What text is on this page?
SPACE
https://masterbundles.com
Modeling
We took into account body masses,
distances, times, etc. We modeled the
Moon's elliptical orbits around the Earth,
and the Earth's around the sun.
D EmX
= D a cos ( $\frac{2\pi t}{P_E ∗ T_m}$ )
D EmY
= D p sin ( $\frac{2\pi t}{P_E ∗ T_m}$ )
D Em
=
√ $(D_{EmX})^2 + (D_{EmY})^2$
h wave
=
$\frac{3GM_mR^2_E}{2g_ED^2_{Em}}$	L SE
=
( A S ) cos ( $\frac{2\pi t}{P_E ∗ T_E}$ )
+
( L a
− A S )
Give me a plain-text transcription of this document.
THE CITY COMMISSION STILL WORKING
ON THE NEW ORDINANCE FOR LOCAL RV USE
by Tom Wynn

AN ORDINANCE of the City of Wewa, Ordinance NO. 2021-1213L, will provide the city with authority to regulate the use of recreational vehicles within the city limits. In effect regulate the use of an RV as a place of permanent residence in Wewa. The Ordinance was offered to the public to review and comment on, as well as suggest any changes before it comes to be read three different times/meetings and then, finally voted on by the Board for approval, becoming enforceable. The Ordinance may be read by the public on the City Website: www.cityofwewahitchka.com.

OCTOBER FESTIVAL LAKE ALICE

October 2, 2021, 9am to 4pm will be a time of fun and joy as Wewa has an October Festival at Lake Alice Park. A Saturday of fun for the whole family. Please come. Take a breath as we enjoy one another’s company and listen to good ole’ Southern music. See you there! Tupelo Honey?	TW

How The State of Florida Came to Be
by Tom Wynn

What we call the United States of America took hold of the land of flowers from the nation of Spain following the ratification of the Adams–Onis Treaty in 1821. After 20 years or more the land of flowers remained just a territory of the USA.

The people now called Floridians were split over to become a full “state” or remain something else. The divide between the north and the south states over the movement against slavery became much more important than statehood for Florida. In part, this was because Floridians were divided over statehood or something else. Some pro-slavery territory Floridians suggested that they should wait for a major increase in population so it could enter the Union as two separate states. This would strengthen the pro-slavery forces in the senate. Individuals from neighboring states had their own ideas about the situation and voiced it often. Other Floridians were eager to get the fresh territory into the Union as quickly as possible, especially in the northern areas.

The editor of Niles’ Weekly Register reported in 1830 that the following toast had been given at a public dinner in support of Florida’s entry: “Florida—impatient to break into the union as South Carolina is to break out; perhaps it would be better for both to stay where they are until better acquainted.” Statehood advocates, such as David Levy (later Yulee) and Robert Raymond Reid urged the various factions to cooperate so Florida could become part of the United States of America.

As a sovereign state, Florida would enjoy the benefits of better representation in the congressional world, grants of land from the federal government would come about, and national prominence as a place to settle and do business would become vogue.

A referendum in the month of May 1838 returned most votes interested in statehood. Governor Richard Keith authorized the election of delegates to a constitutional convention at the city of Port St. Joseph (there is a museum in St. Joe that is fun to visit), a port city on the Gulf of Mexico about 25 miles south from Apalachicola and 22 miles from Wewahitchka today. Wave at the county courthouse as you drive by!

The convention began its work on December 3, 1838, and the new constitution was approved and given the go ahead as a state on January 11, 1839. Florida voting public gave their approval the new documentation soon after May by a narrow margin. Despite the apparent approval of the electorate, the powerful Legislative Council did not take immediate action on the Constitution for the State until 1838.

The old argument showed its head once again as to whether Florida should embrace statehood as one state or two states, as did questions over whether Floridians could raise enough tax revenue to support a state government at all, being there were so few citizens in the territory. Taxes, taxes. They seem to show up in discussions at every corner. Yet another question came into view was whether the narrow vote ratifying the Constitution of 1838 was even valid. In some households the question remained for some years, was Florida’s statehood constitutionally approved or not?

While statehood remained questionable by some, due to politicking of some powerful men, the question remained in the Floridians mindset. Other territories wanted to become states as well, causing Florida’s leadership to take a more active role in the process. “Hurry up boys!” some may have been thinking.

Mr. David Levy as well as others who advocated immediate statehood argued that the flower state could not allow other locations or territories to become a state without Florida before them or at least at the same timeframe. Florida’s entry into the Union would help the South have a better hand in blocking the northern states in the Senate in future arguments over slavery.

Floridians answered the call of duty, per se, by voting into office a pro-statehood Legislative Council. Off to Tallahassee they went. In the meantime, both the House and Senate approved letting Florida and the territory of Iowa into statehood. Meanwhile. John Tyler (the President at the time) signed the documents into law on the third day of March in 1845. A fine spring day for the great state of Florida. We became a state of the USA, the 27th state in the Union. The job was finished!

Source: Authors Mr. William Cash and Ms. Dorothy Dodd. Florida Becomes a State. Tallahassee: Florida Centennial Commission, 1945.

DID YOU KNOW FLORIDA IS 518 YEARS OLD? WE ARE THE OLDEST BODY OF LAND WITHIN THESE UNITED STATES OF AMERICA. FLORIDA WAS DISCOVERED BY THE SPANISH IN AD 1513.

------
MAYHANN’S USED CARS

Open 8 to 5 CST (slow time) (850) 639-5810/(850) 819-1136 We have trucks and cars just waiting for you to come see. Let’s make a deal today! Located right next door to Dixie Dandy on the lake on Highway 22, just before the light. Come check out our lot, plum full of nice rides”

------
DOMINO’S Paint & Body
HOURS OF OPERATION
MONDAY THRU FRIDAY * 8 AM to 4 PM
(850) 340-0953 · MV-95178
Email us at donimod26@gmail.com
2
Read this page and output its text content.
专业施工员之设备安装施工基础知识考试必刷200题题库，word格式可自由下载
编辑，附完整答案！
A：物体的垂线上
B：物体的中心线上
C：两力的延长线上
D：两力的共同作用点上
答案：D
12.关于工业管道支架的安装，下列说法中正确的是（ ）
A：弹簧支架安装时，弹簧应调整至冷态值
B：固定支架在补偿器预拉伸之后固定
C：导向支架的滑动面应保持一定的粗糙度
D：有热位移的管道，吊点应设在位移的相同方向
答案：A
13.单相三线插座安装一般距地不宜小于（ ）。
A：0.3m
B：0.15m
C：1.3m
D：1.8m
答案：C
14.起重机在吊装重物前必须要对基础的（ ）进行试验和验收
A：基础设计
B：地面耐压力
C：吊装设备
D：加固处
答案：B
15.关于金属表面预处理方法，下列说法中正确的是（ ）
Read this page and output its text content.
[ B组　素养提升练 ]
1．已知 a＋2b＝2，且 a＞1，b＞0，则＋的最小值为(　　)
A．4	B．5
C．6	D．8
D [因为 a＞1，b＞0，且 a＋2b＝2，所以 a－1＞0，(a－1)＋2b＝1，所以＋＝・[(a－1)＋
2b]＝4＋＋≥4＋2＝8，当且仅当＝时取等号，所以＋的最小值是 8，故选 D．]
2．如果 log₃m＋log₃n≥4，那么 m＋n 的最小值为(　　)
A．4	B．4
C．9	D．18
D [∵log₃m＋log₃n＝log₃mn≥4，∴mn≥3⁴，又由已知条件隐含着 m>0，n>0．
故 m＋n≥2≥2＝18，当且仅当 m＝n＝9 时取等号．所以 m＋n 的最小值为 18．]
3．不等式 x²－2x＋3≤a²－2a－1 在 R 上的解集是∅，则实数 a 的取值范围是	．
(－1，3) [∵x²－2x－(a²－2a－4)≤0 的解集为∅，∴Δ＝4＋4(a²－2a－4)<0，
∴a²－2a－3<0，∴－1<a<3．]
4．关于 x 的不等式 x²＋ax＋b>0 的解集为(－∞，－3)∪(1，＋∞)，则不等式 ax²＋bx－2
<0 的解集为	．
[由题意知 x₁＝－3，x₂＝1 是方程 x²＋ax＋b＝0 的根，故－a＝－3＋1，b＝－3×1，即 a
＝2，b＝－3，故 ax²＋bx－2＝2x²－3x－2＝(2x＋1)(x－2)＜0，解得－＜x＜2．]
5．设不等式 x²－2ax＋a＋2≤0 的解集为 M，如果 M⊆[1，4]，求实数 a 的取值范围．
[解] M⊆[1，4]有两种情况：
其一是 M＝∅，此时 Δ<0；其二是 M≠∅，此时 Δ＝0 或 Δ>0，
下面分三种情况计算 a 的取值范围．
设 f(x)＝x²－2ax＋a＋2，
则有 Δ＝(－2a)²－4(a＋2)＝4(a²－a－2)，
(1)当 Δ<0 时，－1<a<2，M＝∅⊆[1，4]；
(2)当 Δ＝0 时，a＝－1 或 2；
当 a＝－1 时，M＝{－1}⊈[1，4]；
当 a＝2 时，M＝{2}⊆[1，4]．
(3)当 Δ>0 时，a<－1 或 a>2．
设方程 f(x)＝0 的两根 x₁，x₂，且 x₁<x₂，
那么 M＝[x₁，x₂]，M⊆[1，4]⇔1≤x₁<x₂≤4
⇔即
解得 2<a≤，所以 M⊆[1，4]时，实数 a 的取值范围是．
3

——

▶ [What you are asked to do] Copy in full each line that holds the word "took".

▶ [Complete answer]
We took into account body masses,
What we call the United States of America took hold of the land of flowers from the nation of Spain following the ratification of the Adams–Onis Treaty in 1821. After 20 years or more the land of flowers remained just a territory of the USA.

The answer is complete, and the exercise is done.